_Given request_: Filter the entries below, keeping every line that has the word "treatment".

_Available records_:

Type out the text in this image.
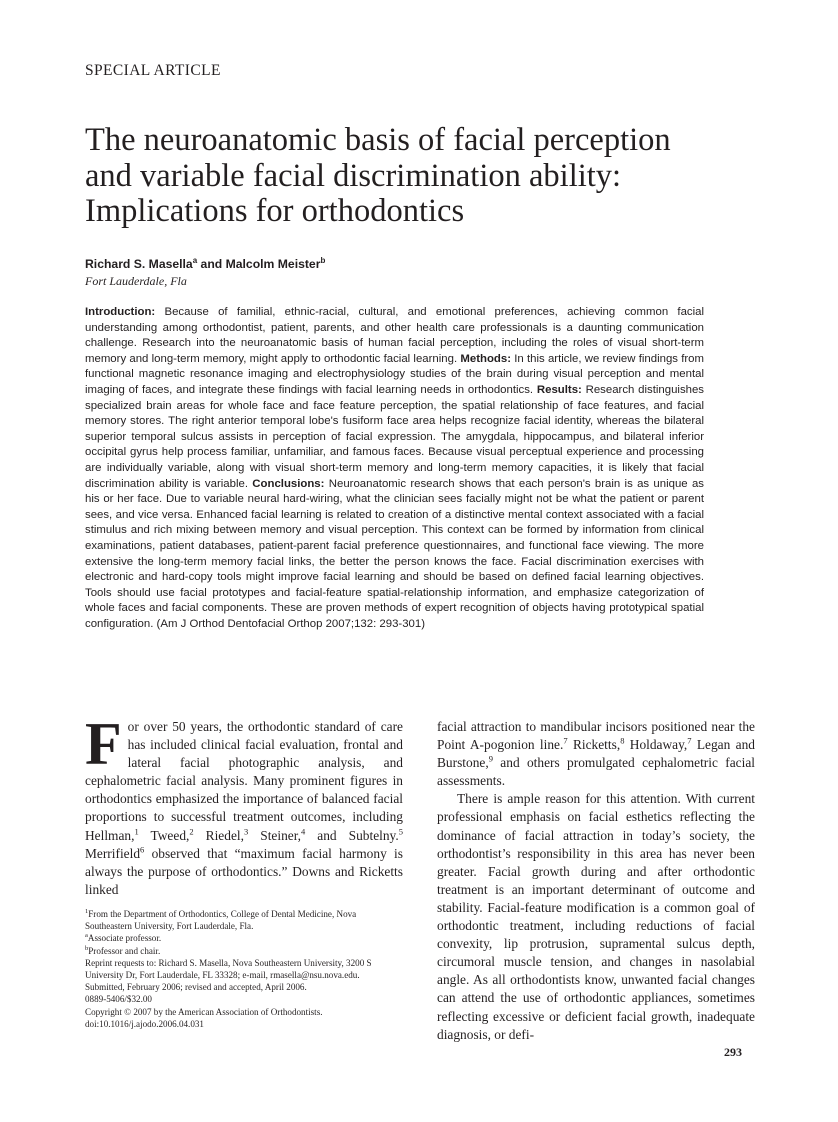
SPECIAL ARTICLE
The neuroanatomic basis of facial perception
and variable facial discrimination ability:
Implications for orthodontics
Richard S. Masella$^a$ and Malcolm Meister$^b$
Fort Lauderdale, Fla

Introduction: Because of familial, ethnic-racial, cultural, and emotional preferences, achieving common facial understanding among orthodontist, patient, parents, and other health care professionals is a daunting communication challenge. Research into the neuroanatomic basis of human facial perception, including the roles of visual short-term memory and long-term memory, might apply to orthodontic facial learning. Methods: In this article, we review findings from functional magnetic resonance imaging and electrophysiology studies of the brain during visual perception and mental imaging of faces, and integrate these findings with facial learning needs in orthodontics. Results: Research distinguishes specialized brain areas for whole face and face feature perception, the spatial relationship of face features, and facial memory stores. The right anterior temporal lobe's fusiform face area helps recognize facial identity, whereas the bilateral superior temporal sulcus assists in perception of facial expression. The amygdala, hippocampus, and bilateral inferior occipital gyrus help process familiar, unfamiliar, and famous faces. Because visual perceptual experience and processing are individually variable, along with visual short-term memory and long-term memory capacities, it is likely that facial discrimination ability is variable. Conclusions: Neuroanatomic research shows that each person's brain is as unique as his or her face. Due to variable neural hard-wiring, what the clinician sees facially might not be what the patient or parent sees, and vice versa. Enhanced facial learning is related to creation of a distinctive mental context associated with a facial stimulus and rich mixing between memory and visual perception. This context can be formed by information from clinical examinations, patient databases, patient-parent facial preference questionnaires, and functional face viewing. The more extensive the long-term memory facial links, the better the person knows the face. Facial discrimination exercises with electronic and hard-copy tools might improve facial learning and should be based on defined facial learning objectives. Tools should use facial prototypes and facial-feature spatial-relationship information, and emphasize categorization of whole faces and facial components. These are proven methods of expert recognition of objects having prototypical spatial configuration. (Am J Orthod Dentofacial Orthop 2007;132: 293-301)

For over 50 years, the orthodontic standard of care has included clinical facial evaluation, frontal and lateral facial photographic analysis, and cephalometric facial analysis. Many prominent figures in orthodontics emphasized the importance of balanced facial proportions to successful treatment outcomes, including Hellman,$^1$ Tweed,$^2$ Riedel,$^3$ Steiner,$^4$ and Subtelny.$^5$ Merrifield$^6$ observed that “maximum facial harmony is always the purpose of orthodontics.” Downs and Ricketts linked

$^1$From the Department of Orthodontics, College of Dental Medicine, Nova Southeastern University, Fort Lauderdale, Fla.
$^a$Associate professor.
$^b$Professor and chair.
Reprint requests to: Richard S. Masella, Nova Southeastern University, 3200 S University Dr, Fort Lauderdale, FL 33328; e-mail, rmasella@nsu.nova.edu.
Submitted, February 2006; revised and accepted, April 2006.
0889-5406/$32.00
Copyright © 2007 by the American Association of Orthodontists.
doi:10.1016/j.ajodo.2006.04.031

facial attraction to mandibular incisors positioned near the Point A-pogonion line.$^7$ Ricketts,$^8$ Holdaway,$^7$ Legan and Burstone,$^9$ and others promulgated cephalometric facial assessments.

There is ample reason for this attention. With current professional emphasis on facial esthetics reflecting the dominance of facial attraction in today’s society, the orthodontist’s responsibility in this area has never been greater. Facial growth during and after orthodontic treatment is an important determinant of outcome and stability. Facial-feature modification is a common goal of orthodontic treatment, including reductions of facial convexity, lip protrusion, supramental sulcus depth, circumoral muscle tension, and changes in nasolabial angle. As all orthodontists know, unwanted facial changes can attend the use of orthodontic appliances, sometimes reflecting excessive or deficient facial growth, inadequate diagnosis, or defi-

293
...
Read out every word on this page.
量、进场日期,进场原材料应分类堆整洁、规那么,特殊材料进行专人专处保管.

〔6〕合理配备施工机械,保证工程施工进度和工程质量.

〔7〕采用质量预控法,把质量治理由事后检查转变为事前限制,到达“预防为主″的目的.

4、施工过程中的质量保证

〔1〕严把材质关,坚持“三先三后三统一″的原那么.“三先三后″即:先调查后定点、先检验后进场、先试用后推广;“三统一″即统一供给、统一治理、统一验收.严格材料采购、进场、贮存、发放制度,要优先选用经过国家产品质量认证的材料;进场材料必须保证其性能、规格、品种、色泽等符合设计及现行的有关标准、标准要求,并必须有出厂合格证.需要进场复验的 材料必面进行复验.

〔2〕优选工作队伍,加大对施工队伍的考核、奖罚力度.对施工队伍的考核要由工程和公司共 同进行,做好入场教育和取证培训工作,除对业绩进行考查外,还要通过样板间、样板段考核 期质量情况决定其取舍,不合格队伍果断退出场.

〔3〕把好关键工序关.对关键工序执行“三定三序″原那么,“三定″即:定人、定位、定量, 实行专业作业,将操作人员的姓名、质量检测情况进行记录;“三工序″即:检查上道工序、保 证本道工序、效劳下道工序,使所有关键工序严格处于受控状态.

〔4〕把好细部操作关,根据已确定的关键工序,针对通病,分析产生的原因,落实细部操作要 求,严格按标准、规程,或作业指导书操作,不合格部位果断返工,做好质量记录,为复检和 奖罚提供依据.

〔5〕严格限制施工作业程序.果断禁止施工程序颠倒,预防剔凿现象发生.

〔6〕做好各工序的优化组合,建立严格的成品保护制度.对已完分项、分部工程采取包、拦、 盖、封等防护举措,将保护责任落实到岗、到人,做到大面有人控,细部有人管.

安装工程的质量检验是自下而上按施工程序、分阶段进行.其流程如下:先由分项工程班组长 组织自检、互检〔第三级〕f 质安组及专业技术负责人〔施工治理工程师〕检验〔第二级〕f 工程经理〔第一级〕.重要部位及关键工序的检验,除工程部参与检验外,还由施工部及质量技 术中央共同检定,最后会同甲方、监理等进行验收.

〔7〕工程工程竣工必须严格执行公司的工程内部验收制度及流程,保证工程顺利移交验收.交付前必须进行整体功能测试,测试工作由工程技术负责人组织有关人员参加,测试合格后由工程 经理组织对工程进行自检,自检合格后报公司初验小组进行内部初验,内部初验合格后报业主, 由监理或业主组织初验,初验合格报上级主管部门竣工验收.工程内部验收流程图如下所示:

_Output of the task_:
For over 50 years, the orthodontic standard of care has included clinical facial evaluation, frontal and lateral facial photographic analysis, and cephalometric facial analysis. Many prominent figures in orthodontics emphasized the importance of balanced facial proportions to successful treatment outcomes, including Hellman,$^1$ Tweed,$^2$ Riedel,$^3$ Steiner,$^4$ and Subtelny.$^5$ Merrifield$^6$ observed that “maximum facial harmony is always the purpose of orthodontics.” Downs and Ricketts linked
There is ample reason for this attention. With current professional emphasis on facial esthetics reflecting the dominance of facial attraction in today’s society, the orthodontist’s responsibility in this area has never been greater. Facial growth during and after orthodontic treatment is an important determinant of outcome and stability. Facial-feature modification is a common goal of orthodontic treatment, including reductions of facial convexity, lip protrusion, supramental sulcus depth, circumoral muscle tension, and changes in nasolabial angle. As all orthodontists know, unwanted facial changes can attend the use of orthodontic appliances, sometimes reflecting excessive or deficient facial growth, inadequate diagnosis, or defi-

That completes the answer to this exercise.